YOUR OBJECTIVE
Quote the blog post word for word, from "A news item" up to and including "of unhappiness around.".

SELECTED EXTRACT
Thursday, October 13, 2011

The healthy and tolerant world

(This was something I wrote in July 2003.) 

A news item that caught the eye recently was the proposed tax in New Zealand on rectal emissions of farm animals, creatively labelled the Fart Tax. Apparent such end-of-pipe emissions contribute greenhouse gases and thus to global warming.

On the other end of the globe, at least as we view the earth as flat on our maps, an obesity tax is being proposed. Fat people are a great burden to the economy besides creating a lot of unhappiness around.

Ventilating animals and fat people can now join smokers as communities that are offending civilization today. While we are on a witchhunt, lets tally up some other criminal groups that are creating untold misery to human health and the environment.

The ugly – represent one such group. People with physical disfigurement or are just plain ugly frighten children, create panic in the minds of teenagers and cause considerable economic and psychological damage to society. Economic damage in that ugly people develop psychological problems or indulge in substance abuse or as the ads say on Indian television, families find it harder to marry their darker “ugly” daughters.

EXTRACTED MATERIAL
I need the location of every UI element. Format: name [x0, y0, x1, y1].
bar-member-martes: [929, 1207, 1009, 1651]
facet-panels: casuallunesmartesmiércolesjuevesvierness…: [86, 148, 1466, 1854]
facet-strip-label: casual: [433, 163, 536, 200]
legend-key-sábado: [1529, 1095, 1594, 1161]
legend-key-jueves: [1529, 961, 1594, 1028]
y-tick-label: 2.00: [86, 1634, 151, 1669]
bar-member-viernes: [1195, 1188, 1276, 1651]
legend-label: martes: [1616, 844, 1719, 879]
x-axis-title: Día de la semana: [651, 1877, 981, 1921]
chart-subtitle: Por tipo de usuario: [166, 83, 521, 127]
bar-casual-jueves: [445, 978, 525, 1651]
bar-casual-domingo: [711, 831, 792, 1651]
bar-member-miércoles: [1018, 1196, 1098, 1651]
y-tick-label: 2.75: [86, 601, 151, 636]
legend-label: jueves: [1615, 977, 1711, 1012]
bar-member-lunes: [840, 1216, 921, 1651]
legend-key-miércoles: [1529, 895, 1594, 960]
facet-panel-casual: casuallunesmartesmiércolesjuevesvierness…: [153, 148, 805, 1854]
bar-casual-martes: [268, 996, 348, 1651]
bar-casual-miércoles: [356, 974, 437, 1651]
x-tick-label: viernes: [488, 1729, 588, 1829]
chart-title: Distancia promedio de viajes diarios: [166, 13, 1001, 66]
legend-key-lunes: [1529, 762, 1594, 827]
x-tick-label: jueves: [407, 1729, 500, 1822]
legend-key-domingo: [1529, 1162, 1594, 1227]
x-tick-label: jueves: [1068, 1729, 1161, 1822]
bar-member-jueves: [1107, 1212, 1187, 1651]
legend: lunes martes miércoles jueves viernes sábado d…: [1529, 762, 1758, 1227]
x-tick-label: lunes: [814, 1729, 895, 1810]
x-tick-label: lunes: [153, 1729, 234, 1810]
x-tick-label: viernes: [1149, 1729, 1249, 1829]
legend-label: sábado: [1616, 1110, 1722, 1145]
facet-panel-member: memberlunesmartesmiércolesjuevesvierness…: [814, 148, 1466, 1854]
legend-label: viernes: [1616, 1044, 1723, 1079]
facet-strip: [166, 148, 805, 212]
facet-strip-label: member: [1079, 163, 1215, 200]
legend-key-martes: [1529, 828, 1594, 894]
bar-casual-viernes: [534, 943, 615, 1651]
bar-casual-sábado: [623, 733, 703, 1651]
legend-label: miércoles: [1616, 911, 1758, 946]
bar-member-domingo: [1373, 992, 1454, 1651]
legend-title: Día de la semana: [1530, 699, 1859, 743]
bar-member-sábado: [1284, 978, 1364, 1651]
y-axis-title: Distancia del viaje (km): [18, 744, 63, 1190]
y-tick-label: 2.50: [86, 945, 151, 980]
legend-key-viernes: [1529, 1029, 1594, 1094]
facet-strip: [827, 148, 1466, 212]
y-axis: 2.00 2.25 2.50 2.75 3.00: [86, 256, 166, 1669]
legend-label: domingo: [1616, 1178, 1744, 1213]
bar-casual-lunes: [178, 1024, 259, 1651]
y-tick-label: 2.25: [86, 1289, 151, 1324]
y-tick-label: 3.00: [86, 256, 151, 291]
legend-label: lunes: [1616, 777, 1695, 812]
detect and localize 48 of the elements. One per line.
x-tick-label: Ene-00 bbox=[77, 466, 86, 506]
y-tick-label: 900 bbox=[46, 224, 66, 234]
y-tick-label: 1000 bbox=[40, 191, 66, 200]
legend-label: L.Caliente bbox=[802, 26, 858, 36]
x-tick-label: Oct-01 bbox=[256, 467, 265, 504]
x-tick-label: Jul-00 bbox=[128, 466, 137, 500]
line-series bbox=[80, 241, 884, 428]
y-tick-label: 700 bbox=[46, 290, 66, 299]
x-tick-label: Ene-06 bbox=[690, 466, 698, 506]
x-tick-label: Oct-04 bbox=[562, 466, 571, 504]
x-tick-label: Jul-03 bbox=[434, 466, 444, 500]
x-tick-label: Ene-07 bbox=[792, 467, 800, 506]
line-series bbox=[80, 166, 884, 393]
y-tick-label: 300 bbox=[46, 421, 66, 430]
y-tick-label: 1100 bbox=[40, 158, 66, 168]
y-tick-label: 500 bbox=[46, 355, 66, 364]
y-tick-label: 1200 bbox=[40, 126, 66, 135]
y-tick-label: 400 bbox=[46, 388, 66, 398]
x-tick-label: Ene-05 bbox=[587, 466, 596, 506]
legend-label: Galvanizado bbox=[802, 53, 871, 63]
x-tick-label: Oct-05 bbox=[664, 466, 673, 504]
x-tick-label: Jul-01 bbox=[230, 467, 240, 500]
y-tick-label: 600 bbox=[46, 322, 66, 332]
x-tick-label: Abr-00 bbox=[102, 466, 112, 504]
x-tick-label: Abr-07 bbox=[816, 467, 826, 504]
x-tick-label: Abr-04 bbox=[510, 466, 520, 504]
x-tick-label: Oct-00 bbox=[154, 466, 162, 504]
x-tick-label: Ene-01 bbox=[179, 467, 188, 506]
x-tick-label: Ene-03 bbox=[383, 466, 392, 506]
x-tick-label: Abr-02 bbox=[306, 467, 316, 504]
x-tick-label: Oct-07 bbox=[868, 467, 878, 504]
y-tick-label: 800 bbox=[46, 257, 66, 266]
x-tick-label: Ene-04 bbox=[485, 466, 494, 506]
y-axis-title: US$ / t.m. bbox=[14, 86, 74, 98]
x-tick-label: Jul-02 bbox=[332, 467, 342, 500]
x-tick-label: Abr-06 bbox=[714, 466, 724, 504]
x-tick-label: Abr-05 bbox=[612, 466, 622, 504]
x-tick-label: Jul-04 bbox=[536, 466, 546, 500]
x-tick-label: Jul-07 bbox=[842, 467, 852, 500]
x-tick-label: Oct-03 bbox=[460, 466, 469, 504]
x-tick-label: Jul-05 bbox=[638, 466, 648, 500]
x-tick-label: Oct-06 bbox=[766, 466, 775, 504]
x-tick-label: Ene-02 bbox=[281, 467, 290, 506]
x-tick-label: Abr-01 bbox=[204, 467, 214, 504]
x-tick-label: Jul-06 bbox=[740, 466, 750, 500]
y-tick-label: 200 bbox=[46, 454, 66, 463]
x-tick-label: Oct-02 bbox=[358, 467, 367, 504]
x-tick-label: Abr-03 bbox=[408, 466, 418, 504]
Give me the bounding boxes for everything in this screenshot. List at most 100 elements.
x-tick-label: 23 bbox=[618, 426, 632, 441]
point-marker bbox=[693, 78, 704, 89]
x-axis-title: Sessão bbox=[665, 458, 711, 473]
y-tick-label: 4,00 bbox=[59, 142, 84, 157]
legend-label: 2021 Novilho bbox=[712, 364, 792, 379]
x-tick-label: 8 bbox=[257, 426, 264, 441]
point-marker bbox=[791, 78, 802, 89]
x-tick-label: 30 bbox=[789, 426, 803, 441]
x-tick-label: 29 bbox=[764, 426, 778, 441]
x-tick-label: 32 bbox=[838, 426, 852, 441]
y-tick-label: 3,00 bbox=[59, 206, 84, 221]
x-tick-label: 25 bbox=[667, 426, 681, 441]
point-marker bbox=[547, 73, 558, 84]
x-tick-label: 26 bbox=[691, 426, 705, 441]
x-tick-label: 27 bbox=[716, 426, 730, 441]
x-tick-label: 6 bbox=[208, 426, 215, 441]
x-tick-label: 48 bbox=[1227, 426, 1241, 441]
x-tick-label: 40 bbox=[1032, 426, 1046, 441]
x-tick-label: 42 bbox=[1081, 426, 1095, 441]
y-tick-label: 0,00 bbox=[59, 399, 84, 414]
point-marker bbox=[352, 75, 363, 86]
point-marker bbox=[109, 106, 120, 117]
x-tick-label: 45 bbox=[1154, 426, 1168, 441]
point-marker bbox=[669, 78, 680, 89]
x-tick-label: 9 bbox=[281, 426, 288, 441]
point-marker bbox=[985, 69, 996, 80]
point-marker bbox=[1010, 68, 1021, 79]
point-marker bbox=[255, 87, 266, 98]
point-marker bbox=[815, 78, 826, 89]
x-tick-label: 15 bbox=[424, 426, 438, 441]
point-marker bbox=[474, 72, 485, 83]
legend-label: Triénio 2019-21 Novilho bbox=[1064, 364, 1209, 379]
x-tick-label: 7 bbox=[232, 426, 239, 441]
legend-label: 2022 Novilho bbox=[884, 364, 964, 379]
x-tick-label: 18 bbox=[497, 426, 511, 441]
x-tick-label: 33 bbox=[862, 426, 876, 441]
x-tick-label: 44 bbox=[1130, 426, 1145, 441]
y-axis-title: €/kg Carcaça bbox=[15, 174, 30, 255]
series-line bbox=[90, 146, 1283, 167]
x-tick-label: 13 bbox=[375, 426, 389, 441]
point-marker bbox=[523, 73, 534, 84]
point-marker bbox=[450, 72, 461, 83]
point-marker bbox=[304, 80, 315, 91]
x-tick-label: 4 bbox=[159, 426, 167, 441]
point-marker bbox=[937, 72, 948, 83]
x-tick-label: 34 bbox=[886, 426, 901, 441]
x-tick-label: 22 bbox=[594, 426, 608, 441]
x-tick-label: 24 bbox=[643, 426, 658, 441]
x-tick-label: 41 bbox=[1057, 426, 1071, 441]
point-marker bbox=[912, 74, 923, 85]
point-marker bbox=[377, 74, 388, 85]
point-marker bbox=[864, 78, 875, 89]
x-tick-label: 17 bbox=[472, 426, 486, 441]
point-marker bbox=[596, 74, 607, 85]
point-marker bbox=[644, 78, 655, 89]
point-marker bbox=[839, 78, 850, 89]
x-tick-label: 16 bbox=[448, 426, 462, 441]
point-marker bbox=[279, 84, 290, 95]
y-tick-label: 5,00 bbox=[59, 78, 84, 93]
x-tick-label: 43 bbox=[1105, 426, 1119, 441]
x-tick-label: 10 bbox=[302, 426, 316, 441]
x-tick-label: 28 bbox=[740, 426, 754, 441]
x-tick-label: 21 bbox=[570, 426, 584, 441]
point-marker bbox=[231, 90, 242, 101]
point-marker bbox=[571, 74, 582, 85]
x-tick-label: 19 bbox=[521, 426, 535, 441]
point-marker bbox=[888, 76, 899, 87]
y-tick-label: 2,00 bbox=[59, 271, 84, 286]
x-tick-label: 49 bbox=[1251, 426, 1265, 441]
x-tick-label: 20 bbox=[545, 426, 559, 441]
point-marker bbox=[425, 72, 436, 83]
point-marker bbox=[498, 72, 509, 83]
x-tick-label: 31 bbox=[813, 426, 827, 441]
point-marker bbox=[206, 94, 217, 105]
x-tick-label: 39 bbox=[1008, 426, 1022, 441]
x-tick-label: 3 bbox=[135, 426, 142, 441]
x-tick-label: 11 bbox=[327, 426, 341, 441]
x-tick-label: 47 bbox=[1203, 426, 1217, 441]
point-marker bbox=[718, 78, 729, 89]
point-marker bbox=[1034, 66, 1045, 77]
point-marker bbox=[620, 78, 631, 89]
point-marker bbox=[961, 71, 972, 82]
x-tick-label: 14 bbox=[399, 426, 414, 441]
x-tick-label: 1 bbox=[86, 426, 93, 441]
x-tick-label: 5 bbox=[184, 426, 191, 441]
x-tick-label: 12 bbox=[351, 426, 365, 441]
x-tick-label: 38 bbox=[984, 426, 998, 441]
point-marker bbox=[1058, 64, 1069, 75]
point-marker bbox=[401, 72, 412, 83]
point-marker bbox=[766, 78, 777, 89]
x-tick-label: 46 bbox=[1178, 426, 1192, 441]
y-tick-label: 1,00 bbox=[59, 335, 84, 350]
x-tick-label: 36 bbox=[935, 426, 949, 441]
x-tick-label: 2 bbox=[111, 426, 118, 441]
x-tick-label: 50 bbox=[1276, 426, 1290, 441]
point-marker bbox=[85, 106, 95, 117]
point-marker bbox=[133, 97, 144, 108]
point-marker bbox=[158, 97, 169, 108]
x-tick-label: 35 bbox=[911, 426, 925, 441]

THE SOLUTION
A news item that caught the eye recently was the proposed tax in New Zealand on rectal emissions of farm animals, creatively labelled the Fart Tax. Apparent such end-of-pipe emissions contribute greenhouse gases and thus to global warming.

On the other end of the globe, at least as we view the earth as flat on our maps, an obesity tax is being proposed. Fat people are a great burden to the economy besides creating a lot of unhappiness around.